__Problem to work on__:
Recast every line of the data below as a Markdown table with two columns, "No." for the row number and "Entry" for the line. Omit any blank lines.

************

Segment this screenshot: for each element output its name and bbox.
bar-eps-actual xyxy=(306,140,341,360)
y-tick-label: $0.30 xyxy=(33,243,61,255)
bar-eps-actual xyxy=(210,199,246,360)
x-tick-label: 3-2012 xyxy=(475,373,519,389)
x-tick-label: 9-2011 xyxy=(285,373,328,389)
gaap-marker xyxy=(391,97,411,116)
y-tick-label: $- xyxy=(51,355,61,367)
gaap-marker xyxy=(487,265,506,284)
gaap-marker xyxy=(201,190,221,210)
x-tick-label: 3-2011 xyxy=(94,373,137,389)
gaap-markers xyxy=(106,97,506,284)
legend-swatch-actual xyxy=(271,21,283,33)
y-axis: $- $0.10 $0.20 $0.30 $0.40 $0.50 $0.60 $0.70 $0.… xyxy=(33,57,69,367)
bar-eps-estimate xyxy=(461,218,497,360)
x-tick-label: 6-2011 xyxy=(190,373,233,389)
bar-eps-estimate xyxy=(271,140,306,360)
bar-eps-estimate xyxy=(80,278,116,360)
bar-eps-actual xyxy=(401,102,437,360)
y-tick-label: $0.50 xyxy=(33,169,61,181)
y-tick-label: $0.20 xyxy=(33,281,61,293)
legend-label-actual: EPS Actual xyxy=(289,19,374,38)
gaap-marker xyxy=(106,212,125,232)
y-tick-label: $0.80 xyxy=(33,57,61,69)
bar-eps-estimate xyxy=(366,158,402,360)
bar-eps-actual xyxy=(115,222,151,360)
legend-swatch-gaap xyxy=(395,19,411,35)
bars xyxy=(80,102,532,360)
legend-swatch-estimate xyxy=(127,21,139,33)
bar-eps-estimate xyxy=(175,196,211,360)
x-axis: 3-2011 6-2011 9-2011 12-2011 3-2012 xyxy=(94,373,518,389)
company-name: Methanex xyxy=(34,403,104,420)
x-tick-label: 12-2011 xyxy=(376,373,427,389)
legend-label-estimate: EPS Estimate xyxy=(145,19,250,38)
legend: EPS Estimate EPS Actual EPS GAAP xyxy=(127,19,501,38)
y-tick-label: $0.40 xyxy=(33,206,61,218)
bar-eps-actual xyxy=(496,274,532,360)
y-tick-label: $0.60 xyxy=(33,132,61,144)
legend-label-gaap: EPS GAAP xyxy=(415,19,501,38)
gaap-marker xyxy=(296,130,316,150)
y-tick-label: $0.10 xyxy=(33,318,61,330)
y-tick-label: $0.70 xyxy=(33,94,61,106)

************

__Response to this exercise__:
| No. | Entry |
|---|---|
| 1 | Segment this screenshot: for each element output its name and bbox. |
| 2 | bar-eps-actual xyxy=(306,140,341,360) |
| 3 | y-tick-label: $0.30 xyxy=(33,243,61,255) |
| 4 | bar-eps-actual xyxy=(210,199,246,360) |
| 5 | x-tick-label: 3-2012 xyxy=(475,373,519,389) |
| 6 | x-tick-label: 9-2011 xyxy=(285,373,328,389) |
| 7 | gaap-marker xyxy=(391,97,411,116) |
| 8 | y-tick-label: $- xyxy=(51,355,61,367) |
| 9 | gaap-marker xyxy=(487,265,506,284) |
| 10 | gaap-marker xyxy=(201,190,221,210) |
| 11 | x-tick-label: 3-2011 xyxy=(94,373,137,389) |
| 12 | gaap-markers xyxy=(106,97,506,284) |
| 13 | legend-swatch-actual xyxy=(271,21,283,33) |
| 14 | y-axis: $- $0.10 $0.20 $0.30 $0.40 $0.50 $0.60 $0.70 $0.… xyxy=(33,57,69,367) |
| 15 | bar-eps-estimate xyxy=(461,218,497,360) |
| 16 | x-tick-label: 6-2011 xyxy=(190,373,233,389) |
| 17 | bar-eps-estimate xyxy=(271,140,306,360) |
| 18 | bar-eps-estimate xyxy=(80,278,116,360) |
| 19 | bar-eps-actual xyxy=(401,102,437,360) |
| 20 | y-tick-label: $0.50 xyxy=(33,169,61,181) |
| 21 | y-tick-label: $0.20 xyxy=(33,281,61,293) |
| 22 | legend-label-actual: EPS Actual xyxy=(289,19,374,38) |
| 23 | gaap-marker xyxy=(106,212,125,232) |
| 24 | y-tick-label: $0.80 xyxy=(33,57,61,69) |
| 25 | bar-eps-estimate xyxy=(366,158,402,360) |
| 26 | bar-eps-actual xyxy=(115,222,151,360) |
| 27 | legend-swatch-gaap xyxy=(395,19,411,35) |
| 28 | bars xyxy=(80,102,532,360) |
| 29 | legend-swatch-estimate xyxy=(127,21,139,33) |
| 30 | bar-eps-estimate xyxy=(175,196,211,360) |
| 31 | x-axis: 3-2011 6-2011 9-2011 12-2011 3-2012 xyxy=(94,373,518,389) |
| 32 | company-name: Methanex xyxy=(34,403,104,420) |
| 33 | x-tick-label: 12-2011 xyxy=(376,373,427,389) |
| 34 | legend-label-estimate: EPS Estimate xyxy=(145,19,250,38) |
| 35 | legend: EPS Estimate EPS Actual EPS GAAP xyxy=(127,19,501,38) |
| 36 | y-tick-label: $0.40 xyxy=(33,206,61,218) |
| 37 | bar-eps-actual xyxy=(496,274,532,360) |
| 38 | y-tick-label: $0.60 xyxy=(33,132,61,144) |
| 39 | legend-label-gaap: EPS GAAP xyxy=(415,19,501,38) |
| 40 | gaap-marker xyxy=(296,130,316,150) |
| 41 | y-tick-label: $0.10 xyxy=(33,318,61,330) |
| 42 | y-tick-label: $0.70 xyxy=(33,94,61,106) |